# [Provided data]
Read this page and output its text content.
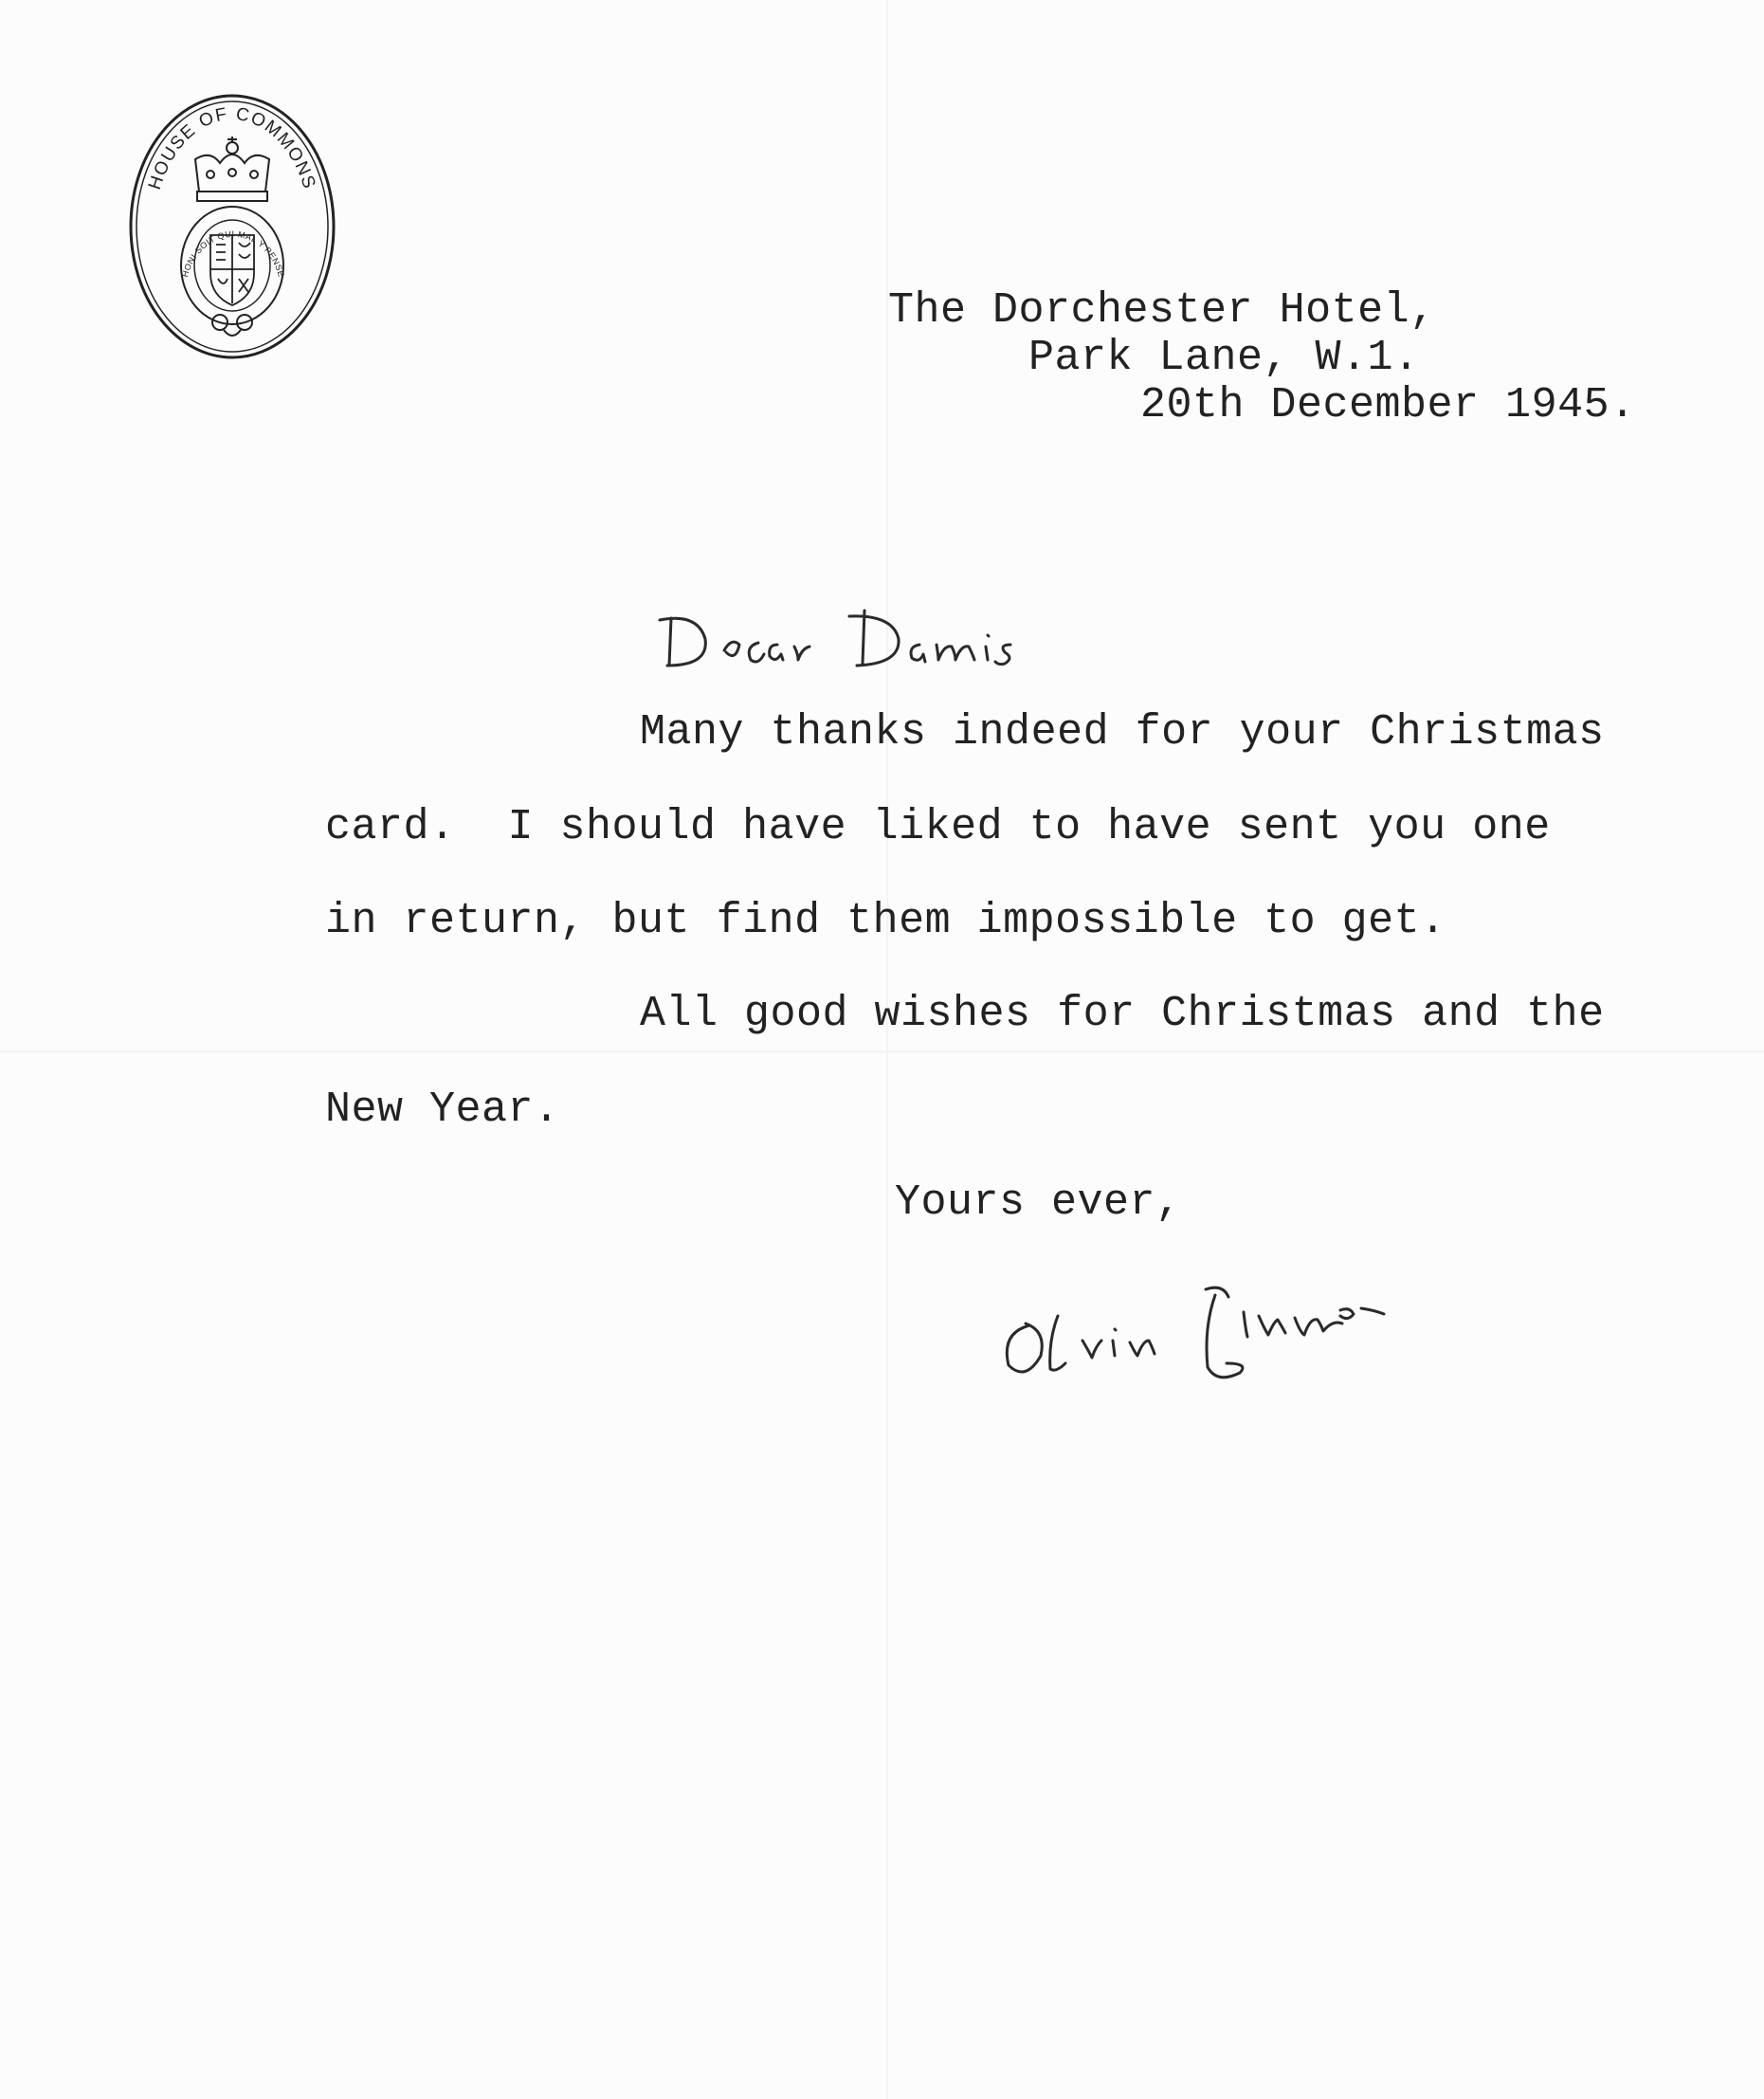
HOUSE OF COMMONS
HONI SOIT QUI MAL Y PENSE
The Dorchester Hotel,
Park Lane, W.1.
20th December 1945.
Many thanks indeed for your Christmas
card.  I should have liked to have sent you one
in return, but find them impossible to get.
All good wishes for Christmas and the
New Year.
Yours ever,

# [What is expected]
Report only the number of lines in the records that include the word "Christmas".

# [Problem solution]
2